Stated goal: Find all lines in the records that include the word "Charge", and copy them out.
===
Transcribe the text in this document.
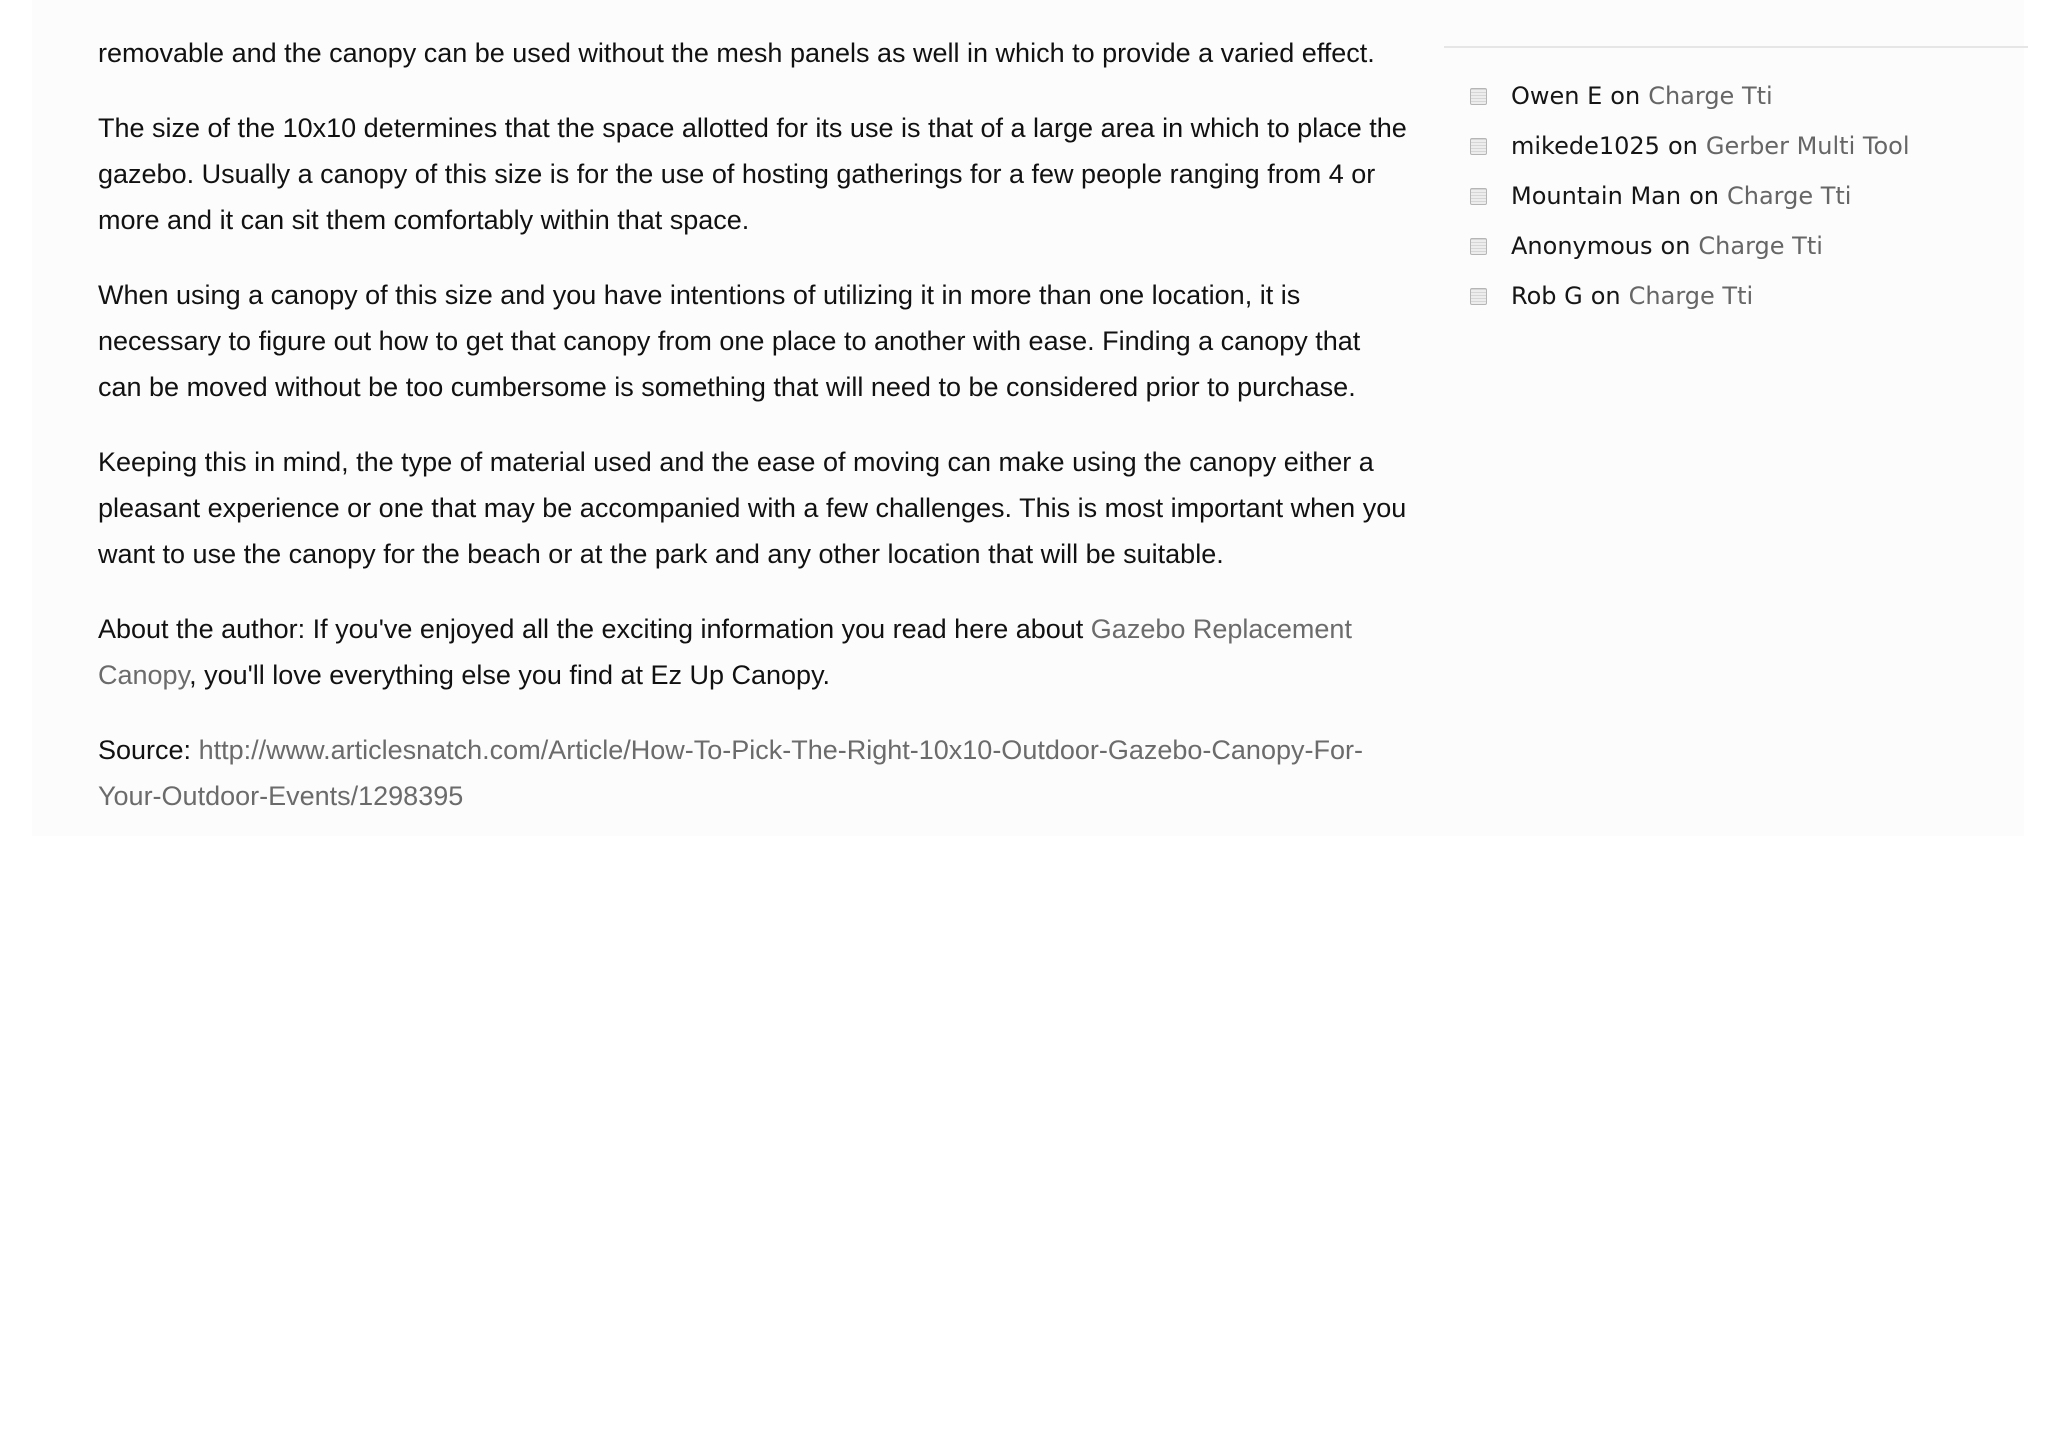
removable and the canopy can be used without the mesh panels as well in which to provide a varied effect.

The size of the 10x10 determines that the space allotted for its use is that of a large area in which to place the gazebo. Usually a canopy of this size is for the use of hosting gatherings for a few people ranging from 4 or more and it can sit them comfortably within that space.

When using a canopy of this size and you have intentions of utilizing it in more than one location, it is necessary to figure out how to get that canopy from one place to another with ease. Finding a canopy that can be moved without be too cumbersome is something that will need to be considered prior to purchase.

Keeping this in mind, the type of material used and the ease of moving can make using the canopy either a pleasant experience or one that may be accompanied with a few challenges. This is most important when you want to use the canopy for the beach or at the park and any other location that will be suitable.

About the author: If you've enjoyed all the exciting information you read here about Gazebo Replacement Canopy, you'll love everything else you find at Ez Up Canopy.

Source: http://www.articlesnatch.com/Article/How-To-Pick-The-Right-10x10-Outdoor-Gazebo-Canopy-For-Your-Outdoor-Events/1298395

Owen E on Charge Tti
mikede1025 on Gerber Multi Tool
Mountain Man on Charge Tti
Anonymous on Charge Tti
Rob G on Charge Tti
===
Written answer:
Owen E on Charge Tti
Mountain Man on Charge Tti
Anonymous on Charge Tti
Rob G on Charge Tti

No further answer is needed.